• _Task input_

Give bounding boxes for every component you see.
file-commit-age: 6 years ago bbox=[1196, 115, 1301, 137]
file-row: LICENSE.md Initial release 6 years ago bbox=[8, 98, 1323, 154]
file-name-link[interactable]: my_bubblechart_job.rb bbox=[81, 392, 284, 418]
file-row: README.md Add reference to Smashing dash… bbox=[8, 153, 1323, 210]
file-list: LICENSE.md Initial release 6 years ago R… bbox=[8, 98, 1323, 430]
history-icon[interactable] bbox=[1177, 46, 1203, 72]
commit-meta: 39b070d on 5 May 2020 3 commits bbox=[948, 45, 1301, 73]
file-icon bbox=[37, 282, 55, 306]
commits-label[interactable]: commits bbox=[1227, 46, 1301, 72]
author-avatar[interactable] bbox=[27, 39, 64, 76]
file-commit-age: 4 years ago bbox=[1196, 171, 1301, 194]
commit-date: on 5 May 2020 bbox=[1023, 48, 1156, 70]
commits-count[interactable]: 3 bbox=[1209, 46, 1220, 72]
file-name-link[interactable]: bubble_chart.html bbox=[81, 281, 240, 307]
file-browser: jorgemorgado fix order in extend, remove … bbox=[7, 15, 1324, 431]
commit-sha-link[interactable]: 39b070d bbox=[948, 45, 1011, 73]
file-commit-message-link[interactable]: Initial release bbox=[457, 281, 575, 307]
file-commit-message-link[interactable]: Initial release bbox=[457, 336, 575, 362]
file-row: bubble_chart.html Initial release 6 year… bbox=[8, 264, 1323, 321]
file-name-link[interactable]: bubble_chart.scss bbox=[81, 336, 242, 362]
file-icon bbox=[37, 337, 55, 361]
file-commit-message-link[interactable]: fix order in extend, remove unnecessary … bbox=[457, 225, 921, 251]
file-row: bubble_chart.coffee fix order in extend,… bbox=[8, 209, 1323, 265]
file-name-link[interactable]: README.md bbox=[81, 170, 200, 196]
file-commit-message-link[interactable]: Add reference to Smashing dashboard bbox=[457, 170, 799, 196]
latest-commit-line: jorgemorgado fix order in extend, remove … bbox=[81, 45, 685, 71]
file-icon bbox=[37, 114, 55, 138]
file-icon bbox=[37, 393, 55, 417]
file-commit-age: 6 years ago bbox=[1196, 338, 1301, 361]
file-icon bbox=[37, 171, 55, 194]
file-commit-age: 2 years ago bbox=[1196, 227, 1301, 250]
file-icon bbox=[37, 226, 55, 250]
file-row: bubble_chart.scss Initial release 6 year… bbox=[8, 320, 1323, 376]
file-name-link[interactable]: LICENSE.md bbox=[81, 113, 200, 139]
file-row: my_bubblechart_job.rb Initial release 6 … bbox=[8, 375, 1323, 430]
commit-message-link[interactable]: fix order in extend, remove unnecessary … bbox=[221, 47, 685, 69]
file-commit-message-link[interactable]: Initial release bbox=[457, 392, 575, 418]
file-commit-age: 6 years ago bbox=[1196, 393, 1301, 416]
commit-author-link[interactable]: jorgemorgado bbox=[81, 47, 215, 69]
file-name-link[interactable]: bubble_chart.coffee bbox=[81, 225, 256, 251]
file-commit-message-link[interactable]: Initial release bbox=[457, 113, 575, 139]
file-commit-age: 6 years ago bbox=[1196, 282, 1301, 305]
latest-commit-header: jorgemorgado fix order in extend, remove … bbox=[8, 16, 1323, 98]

• _Direction_
Could you reproduce every entry above, line by line, without changing a single character?

• _Expected answer_
Give bounding boxes for every component you see.
file-commit-age: 6 years ago bbox=[1196, 115, 1301, 137]
file-row: LICENSE.md Initial release 6 years ago bbox=[8, 98, 1323, 154]
file-name-link[interactable]: my_bubblechart_job.rb bbox=[81, 392, 284, 418]
file-row: README.md Add reference to Smashing dash… bbox=[8, 153, 1323, 210]
file-list: LICENSE.md Initial release 6 years ago R… bbox=[8, 98, 1323, 430]
history-icon[interactable] bbox=[1177, 46, 1203, 72]
commit-meta: 39b070d on 5 May 2020 3 commits bbox=[948, 45, 1301, 73]
file-icon bbox=[37, 282, 55, 306]
commits-label[interactable]: commits bbox=[1227, 46, 1301, 72]
author-avatar[interactable] bbox=[27, 39, 64, 76]
file-commit-age: 4 years ago bbox=[1196, 171, 1301, 194]
commit-date: on 5 May 2020 bbox=[1023, 48, 1156, 70]
commits-count[interactable]: 3 bbox=[1209, 46, 1220, 72]
file-name-link[interactable]: bubble_chart.html bbox=[81, 281, 240, 307]
file-browser: jorgemorgado fix order in extend, remove … bbox=[7, 15, 1324, 431]
commit-sha-link[interactable]: 39b070d bbox=[948, 45, 1011, 73]
file-commit-message-link[interactable]: Initial release bbox=[457, 281, 575, 307]
file-commit-message-link[interactable]: Initial release bbox=[457, 336, 575, 362]
file-row: bubble_chart.html Initial release 6 year… bbox=[8, 264, 1323, 321]
file-name-link[interactable]: bubble_chart.scss bbox=[81, 336, 242, 362]
file-icon bbox=[37, 337, 55, 361]
file-commit-message-link[interactable]: fix order in extend, remove unnecessary … bbox=[457, 225, 921, 251]
file-row: bubble_chart.coffee fix order in extend,… bbox=[8, 209, 1323, 265]
file-name-link[interactable]: README.md bbox=[81, 170, 200, 196]
file-commit-message-link[interactable]: Add reference to Smashing dashboard bbox=[457, 170, 799, 196]
latest-commit-line: jorgemorgado fix order in extend, remove … bbox=[81, 45, 685, 71]
file-icon bbox=[37, 114, 55, 138]
file-icon bbox=[37, 393, 55, 417]
file-commit-age: 6 years ago bbox=[1196, 338, 1301, 361]
file-icon bbox=[37, 171, 55, 194]
file-commit-age: 2 years ago bbox=[1196, 227, 1301, 250]
file-icon bbox=[37, 226, 55, 250]
file-row: bubble_chart.scss Initial release 6 year… bbox=[8, 320, 1323, 376]
file-name-link[interactable]: LICENSE.md bbox=[81, 113, 200, 139]
file-row: my_bubblechart_job.rb Initial release 6 … bbox=[8, 375, 1323, 430]
commit-message-link[interactable]: fix order in extend, remove unnecessary … bbox=[221, 47, 685, 69]
file-commit-message-link[interactable]: Initial release bbox=[457, 392, 575, 418]
file-commit-age: 6 years ago bbox=[1196, 393, 1301, 416]
commit-author-link[interactable]: jorgemorgado bbox=[81, 47, 215, 69]
file-name-link[interactable]: bubble_chart.coffee bbox=[81, 225, 256, 251]
file-commit-message-link[interactable]: Initial release bbox=[457, 113, 575, 139]
file-commit-age: 6 years ago bbox=[1196, 282, 1301, 305]
latest-commit-header: jorgemorgado fix order in extend, remove … bbox=[8, 16, 1323, 98]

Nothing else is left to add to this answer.